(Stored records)
-- start --

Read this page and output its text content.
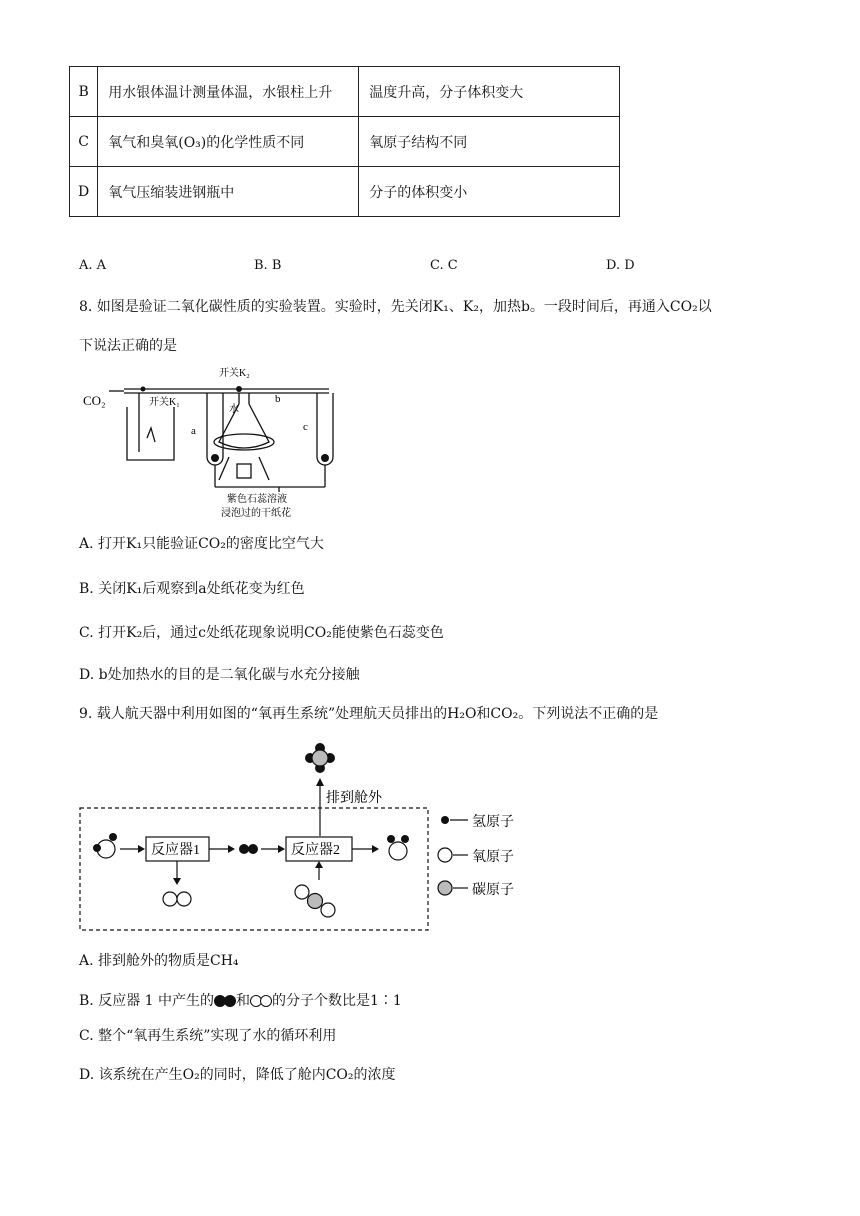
B	用水银体温计测量体温，水银柱上升	温度升高，分子体积变大
C	氧气和臭氧(O₃)的化学性质不同	氧原子结构不同
D	氧气压缩装进钢瓶中	分子的体积变小
A. A	B. B	C. C	D. D
8. 如图是验证二氧化碳性质的实验装置。实验时，先关闭K₁、K₂，加热b。一段时间后，再通入CO₂以
下说法正确的是
CO₂	开关K₁
开关K₂
水
a
b
c
紫色石蕊溶液
浸泡过的干纸花
A. 打开K₁只能验证CO₂的密度比空气大
B. 关闭K₁后观察到a处纸花变为红色
C. 打开K₂后，通过c处纸花现象说明CO₂能使紫色石蕊变色
D. b处加热水的目的是二氧化碳与水充分接触
9. 载人航天器中利用如图的“氧再生系统”处理航天员排出的H₂O和CO₂。下列说法不正确的是
排到舱外
反应器1	反应器2
氢原子
氧原子
碳原子
A. 排到舱外的物质是CH₄
B. 反应器 1 中产生的 和 的分子个数比是1∶1
C. 整个“氧再生系统”实现了水的循环利用
D. 该系统在产生O₂的同时，降低了舱内CO₂的浓度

-- end --

Directions: In your copy, repeat each record exactly and include no pictures.

Correct response:
Read this page and output its text content.
B	用水银体温计测量体温，水银柱上升	温度升高，分子体积变大
C	氧气和臭氧(O₃)的化学性质不同	氧原子结构不同
D	氧气压缩装进钢瓶中	分子的体积变小
A. A	B. B	C. C	D. D
8. 如图是验证二氧化碳性质的实验装置。实验时，先关闭K₁、K₂，加热b。一段时间后，再通入CO₂以
下说法正确的是
CO₂	开关K₁
开关K₂
水
a
b
c
紫色石蕊溶液
浸泡过的干纸花
A. 打开K₁只能验证CO₂的密度比空气大
B. 关闭K₁后观察到a处纸花变为红色
C. 打开K₂后，通过c处纸花现象说明CO₂能使紫色石蕊变色
D. b处加热水的目的是二氧化碳与水充分接触
9. 载人航天器中利用如图的“氧再生系统”处理航天员排出的H₂O和CO₂。下列说法不正确的是
排到舱外
反应器1	反应器2
氢原子
氧原子
碳原子
A. 排到舱外的物质是CH₄
B. 反应器 1 中产生的 和 的分子个数比是1∶1
C. 整个“氧再生系统”实现了水的循环利用
D. 该系统在产生O₂的同时，降低了舱内CO₂的浓度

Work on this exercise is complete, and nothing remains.